== Set problem ==
In the material below, identify each line bearing the word "обоснования". Reproduce those lines.

== Exercise inputs ==
======

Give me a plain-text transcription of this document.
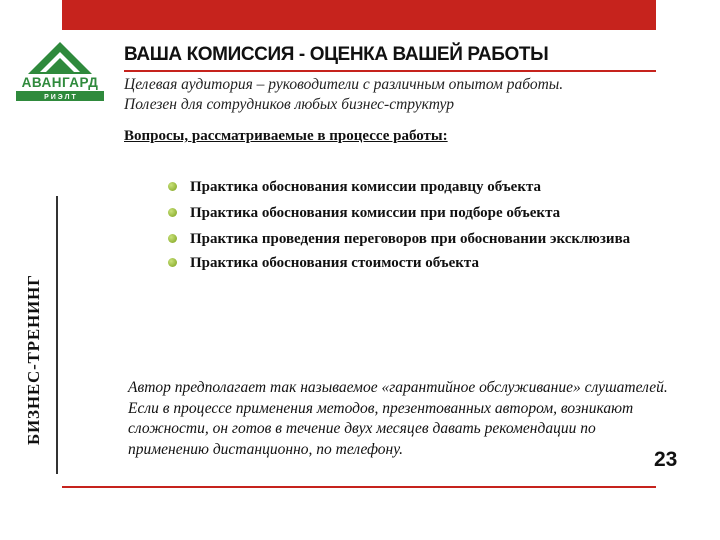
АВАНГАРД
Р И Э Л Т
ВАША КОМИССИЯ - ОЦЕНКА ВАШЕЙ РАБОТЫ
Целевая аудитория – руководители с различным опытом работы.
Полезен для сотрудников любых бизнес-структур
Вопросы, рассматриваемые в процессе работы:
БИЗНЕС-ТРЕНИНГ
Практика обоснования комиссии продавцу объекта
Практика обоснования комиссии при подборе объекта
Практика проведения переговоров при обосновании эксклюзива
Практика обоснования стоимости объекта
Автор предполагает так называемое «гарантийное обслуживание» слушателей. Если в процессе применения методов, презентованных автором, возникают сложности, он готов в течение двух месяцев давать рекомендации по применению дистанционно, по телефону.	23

======

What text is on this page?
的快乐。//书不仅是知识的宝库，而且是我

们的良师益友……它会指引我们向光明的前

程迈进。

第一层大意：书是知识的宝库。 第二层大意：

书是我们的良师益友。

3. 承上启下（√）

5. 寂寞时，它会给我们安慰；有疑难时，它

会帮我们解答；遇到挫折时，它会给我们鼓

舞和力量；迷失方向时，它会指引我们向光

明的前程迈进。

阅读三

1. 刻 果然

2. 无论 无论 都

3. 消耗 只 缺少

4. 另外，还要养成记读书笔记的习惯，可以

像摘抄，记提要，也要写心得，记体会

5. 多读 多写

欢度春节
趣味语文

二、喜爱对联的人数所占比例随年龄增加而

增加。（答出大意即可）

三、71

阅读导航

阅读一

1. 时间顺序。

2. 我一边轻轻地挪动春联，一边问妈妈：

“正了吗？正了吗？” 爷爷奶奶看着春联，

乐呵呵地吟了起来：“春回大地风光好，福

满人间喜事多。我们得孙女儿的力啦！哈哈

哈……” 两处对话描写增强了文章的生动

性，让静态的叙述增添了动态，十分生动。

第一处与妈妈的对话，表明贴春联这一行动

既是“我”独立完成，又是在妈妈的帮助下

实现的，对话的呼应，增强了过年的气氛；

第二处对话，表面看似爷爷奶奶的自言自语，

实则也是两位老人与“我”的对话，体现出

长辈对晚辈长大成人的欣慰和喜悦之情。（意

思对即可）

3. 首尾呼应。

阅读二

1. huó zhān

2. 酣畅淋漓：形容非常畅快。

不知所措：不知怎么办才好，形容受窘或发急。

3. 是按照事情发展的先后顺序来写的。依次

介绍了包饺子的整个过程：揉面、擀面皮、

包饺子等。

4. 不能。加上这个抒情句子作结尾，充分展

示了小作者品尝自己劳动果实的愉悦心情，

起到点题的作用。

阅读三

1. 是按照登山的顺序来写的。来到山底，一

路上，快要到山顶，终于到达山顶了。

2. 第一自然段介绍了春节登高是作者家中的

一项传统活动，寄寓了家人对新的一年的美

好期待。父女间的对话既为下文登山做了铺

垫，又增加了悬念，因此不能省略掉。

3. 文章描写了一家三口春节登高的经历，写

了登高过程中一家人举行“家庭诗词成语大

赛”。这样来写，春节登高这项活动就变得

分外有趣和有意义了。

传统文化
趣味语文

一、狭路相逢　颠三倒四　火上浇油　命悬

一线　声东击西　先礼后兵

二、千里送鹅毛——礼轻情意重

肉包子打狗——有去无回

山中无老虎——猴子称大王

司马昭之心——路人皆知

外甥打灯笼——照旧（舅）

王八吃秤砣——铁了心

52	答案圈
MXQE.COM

======

== Full answer ==
Практика обоснования комиссии продавцу объекта
Практика обоснования комиссии при подборе объекта
Практика обоснования стоимости объекта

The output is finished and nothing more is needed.